**TASK**. Copy the lines word for word, starting with the very first one and ending with the line containing "list-item-ranger-post: - егерский", including that line.
── EXERCISE INPUTS
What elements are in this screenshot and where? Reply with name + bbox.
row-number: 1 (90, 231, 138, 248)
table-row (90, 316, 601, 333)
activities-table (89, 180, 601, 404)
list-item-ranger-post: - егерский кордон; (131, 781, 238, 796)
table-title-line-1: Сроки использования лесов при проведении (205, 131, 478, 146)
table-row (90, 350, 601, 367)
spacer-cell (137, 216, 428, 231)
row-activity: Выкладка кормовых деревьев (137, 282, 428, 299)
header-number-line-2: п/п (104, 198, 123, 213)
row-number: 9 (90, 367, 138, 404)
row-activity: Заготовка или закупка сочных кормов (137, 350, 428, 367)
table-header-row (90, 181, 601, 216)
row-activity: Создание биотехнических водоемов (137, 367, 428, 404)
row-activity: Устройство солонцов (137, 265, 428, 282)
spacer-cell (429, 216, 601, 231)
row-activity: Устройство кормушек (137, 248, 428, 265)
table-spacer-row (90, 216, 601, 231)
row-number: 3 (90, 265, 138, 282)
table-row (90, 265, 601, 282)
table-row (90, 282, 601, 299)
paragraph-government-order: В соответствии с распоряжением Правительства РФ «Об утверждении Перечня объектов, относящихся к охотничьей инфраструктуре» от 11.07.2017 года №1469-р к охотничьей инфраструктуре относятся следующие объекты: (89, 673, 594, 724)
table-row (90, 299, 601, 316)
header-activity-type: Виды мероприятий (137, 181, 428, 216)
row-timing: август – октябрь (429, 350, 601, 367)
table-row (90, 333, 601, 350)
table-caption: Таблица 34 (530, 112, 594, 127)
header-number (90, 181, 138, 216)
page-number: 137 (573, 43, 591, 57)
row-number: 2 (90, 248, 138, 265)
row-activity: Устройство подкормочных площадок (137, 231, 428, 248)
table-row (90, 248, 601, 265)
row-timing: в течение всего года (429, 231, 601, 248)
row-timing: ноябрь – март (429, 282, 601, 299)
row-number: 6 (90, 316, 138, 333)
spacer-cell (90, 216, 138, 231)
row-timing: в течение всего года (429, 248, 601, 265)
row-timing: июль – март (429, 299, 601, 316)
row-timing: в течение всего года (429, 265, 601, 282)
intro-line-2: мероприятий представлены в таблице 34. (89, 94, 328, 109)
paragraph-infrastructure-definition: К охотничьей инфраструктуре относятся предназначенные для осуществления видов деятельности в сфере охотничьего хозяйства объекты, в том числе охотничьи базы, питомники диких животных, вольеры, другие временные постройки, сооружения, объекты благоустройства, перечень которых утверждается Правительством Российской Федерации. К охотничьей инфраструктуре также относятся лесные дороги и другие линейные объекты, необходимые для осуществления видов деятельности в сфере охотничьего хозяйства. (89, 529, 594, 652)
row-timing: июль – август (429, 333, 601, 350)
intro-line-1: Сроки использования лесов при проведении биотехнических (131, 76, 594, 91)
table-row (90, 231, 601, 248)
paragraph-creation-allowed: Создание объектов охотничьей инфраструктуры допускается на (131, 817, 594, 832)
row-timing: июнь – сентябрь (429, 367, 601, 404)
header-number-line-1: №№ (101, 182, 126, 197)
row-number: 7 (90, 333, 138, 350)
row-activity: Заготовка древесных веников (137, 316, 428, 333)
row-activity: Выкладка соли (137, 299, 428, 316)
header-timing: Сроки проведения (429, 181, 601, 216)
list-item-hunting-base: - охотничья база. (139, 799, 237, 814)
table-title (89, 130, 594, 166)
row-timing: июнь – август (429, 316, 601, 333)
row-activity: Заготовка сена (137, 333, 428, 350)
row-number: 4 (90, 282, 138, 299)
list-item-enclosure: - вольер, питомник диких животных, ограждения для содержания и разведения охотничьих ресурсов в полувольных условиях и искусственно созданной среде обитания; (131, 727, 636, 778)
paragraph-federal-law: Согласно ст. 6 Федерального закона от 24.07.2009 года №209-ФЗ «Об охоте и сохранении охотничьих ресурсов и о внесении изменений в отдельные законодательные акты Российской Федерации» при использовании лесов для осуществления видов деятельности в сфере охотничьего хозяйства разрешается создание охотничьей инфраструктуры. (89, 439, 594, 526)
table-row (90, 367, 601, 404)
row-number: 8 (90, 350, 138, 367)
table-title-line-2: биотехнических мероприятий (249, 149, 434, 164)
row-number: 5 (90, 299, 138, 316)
────
**RESULT FOR THIS EXERCISE**.
What elements are in this screenshot and where? Reply with name + bbox.
row-number: 1 (90, 231, 138, 248)
table-row (90, 316, 601, 333)
activities-table (89, 180, 601, 404)
list-item-ranger-post: - егерский кордон; (131, 781, 238, 796)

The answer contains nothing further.